Leave out any pictures and transcribe all other data below exactly.

##### DATA SUPPLIED

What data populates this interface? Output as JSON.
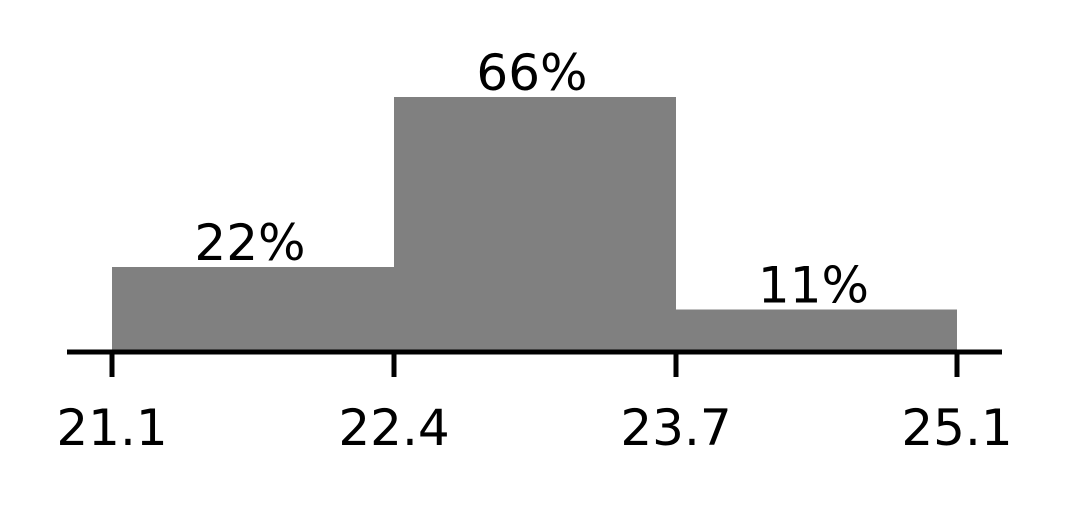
{
  "chart_data": {
    "type": "bar",
    "bins": [
      {
        "x_start": 21.1,
        "x_end": 22.4,
        "value": 22,
        "label": "22%"
      },
      {
        "x_start": 22.4,
        "x_end": 23.7,
        "value": 66,
        "label": "66%"
      },
      {
        "x_start": 23.7,
        "x_end": 25.1,
        "value": 11,
        "label": "11%"
      }
    ],
    "x_ticks": [
      "21.1",
      "22.4",
      "23.7",
      "25.1"
    ],
    "ylim": [
      0,
      66
    ],
    "grid": false,
    "legend": "none",
    "bar_color": "#808080"
  }
}
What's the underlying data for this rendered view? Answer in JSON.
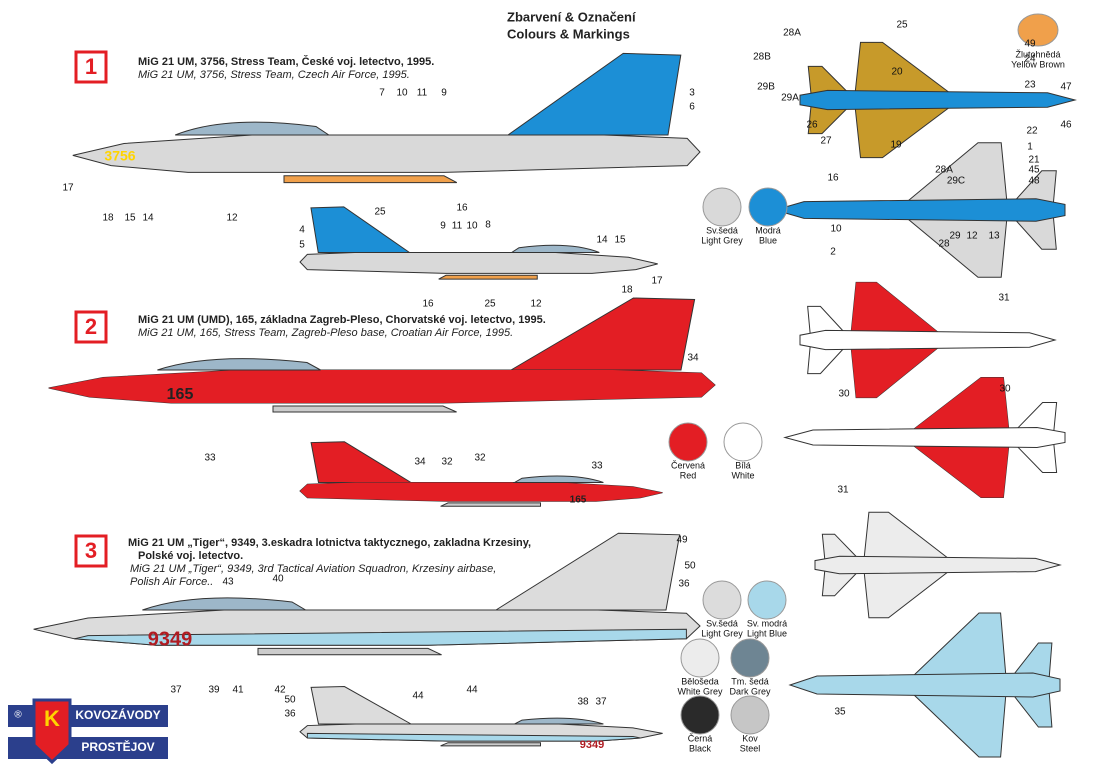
{
  "header": {
    "title_cz": "Zbarvení & Označení",
    "title_en": "Colours & Markings"
  },
  "schemes": [
    {
      "number": "1",
      "title": [
        "MiG 21 UM, 3756, Stress Team,  České voj. letectvo, 1995."
      ],
      "subtitle": [
        "MiG 21 UM, 3756, Stress Team,  Czech Air Force, 1995."
      ],
      "swatches": [
        {
          "cz": "Sv.šedá",
          "en": "Light Grey",
          "color": "#d9d9d9"
        },
        {
          "cz": "Modrá",
          "en": "Blue",
          "color": "#1c8fd6"
        },
        {
          "cz": "Žlutohnědá",
          "en": "Yellow Brown",
          "color": "#f0a04b"
        }
      ],
      "markings": [
        "3756"
      ],
      "callouts": [
        "7",
        "10",
        "11",
        "9",
        "3",
        "6",
        "17",
        "18",
        "15",
        "14",
        "12",
        "25",
        "16",
        "9",
        "11",
        "10",
        "8",
        "4",
        "5",
        "14",
        "15",
        "17",
        "18",
        "16",
        "25",
        "12",
        "25",
        "28A",
        "28B",
        "29B",
        "29A",
        "49",
        "24",
        "20",
        "23",
        "47",
        "26",
        "27",
        "46",
        "22",
        "19",
        "1",
        "21",
        "28A",
        "29C",
        "45",
        "48",
        "16",
        "10",
        "29",
        "12",
        "13",
        "28",
        "2"
      ]
    },
    {
      "number": "2",
      "title": [
        "MiG 21 UM (UMD), 165, základna Zagreb-Pleso, Chorvatské voj. letectvo, 1995."
      ],
      "subtitle": [
        "MiG 21 UM, 165, Stress Team, Zagreb-Pleso base, Croatian Air Force, 1995."
      ],
      "swatches": [
        {
          "cz": "Červená",
          "en": "Red",
          "color": "#e31e24"
        },
        {
          "cz": "Bílá",
          "en": "White",
          "color": "#ffffff"
        }
      ],
      "markings": [
        "165",
        "165"
      ],
      "callouts": [
        "34",
        "33",
        "32",
        "34",
        "32",
        "33",
        "31",
        "30",
        "30",
        "31"
      ]
    },
    {
      "number": "3",
      "title": [
        "MiG 21 UM „Tiger“, 9349, 3.eskadra lotnictva taktycznego, zakladna Krzesiny,",
        "Polské voj. letectvo."
      ],
      "subtitle": [
        "MiG 21 UM „Tiger“, 9349, 3rd Tactical Aviation Squadron, Krzesiny airbase,",
        "Polish Air Force.."
      ],
      "swatches": [
        {
          "cz": "Sv.šedá",
          "en": "Light Grey",
          "color": "#dcdcdc"
        },
        {
          "cz": "Sv. modrá",
          "en": "Light Blue",
          "color": "#a8d8ea"
        },
        {
          "cz": "Bělošeda",
          "en": "White Grey",
          "color": "#ececec"
        },
        {
          "cz": "Tm. šedá",
          "en": "Dark Grey",
          "color": "#6e8593"
        },
        {
          "cz": "Černá",
          "en": "Black",
          "color": "#2a2a2a"
        },
        {
          "cz": "Kov",
          "en": "Steel",
          "color": "#c6c6c6"
        }
      ],
      "markings": [
        "9349",
        "9349"
      ],
      "callouts": [
        "49",
        "50",
        "36",
        "43",
        "40",
        "37",
        "39",
        "41",
        "42",
        "44",
        "50",
        "36",
        "44",
        "38",
        "37",
        "35"
      ]
    }
  ],
  "logo": {
    "mark": "®",
    "letter": "K",
    "top": "KOVOZÁVODY",
    "bottom": "PROSTĚJOV"
  }
}
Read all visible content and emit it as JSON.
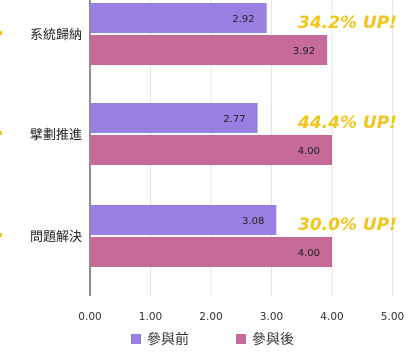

##########

• **ANSWER TO THIS TASK**:
What data populates this interface? Output as JSON.
{
  "chart_data": {
    "type": "bar",
    "bins": [
      {
        "x_start": 21.1,
        "x_end": 22.4,
        "value": 22,
        "label": "22%"
      },
      {
        "x_start": 22.4,
        "x_end": 23.7,
        "value": 66,
        "label": "66%"
      },
      {
        "x_start": 23.7,
        "x_end": 25.1,
        "value": 11,
        "label": "11%"
      }
    ],
    "x_ticks": [
      "21.1",
      "22.4",
      "23.7",
      "25.1"
    ],
    "ylim": [
      0,
      66
    ],
    "grid": false,
    "legend": "none",
    "bar_color": "#808080"
  }
}
What's the underlying data for this rendered view? Answer in JSON.
{
  "header": {
    "title_cz": "Zbarvení & Označení",
    "title_en": "Colours & Markings"
  },
  "schemes": [
    {
      "number": "1",
      "title": [
        "MiG 21 UM, 3756, Stress Team,  České voj. letectvo, 1995."
      ],
      "subtitle": [
        "MiG 21 UM, 3756, Stress Team,  Czech Air Force, 1995."
      ],
      "swatches": [
        {
          "cz": "Sv.šedá",
          "en": "Light Grey",
          "color": "#d9d9d9"
        },
        {
          "cz": "Modrá",
          "en": "Blue",
          "color": "#1c8fd6"
        },
        {
          "cz": "Žlutohnědá",
          "en": "Yellow Brown",
          "color": "#f0a04b"
        }
      ],
      "markings": [
        "3756"
      ],
      "callouts": [
        "7",
        "10",
        "11",
        "9",
        "3",
        "6",
        "17",
        "18",
        "15",
        "14",
        "12",
        "25",
        "16",
        "9",
        "11",
        "10",
        "8",
        "4",
        "5",
        "14",
        "15",
        "17",
        "18",
        "16",
        "25",
        "12",
        "25",
        "28A",
        "28B",
        "29B",
        "29A",
        "49",
        "24",
        "20",
        "23",
        "47",
        "26",
        "27",
        "46",
        "22",
        "19",
        "1",
        "21",
        "28A",
        "29C",
        "45",
        "48",
        "16",
        "10",
        "29",
        "12",
        "13",
        "28",
        "2"
      ]
    },
    {
      "number": "2",
      "title": [
        "MiG 21 UM (UMD), 165, základna Zagreb-Pleso, Chorvatské voj. letectvo, 1995."
      ],
      "subtitle": [
        "MiG 21 UM, 165, Stress Team, Zagreb-Pleso base, Croatian Air Force, 1995."
      ],
      "swatches": [
        {
          "cz": "Červená",
          "en": "Red",
          "color": "#e31e24"
        },
        {
          "cz": "Bílá",
          "en": "White",
          "color": "#ffffff"
        }
      ],
      "markings": [
        "165",
        "165"
      ],
      "callouts": [
        "34",
        "33",
        "32",
        "34",
        "32",
        "33",
        "31",
        "30",
        "30",
        "31"
      ]
    },
    {
      "number": "3",
      "title": [
        "MiG 21 UM „Tiger“, 9349, 3.eskadra lotnictva taktycznego, zakladna Krzesiny,",
        "Polské voj. letectvo."
      ],
      "subtitle": [
        "MiG 21 UM „Tiger“, 9349, 3rd Tactical Aviation Squadron, Krzesiny airbase,",
        "Polish Air Force.."
      ],
      "swatches": [
        {
          "cz": "Sv.šedá",
          "en": "Light Grey",
          "color": "#dcdcdc"
        },
        {
          "cz": "Sv. modrá",
          "en": "Light Blue",
          "color": "#a8d8ea"
        },
        {
          "cz": "Bělošeda",
          "en": "White Grey",
          "color": "#ececec"
        },
        {
          "cz": "Tm. šedá",
          "en": "Dark Grey",
          "color": "#6e8593"
        },
        {
          "cz": "Černá",
          "en": "Black",
          "color": "#2a2a2a"
        },
        {
          "cz": "Kov",
          "en": "Steel",
          "color": "#c6c6c6"
        }
      ],
      "markings": [
        "9349",
        "9349"
      ],
      "callouts": [
        "49",
        "50",
        "36",
        "43",
        "40",
        "37",
        "39",
        "41",
        "42",
        "44",
        "50",
        "36",
        "44",
        "38",
        "37",
        "35"
      ]
    }
  ],
  "logo": {
    "mark": "®",
    "letter": "K",
    "top": "KOVOZÁVODY",
    "bottom": "PROSTĚJOV"
  }
}
Read all visible content and emit it as JSON.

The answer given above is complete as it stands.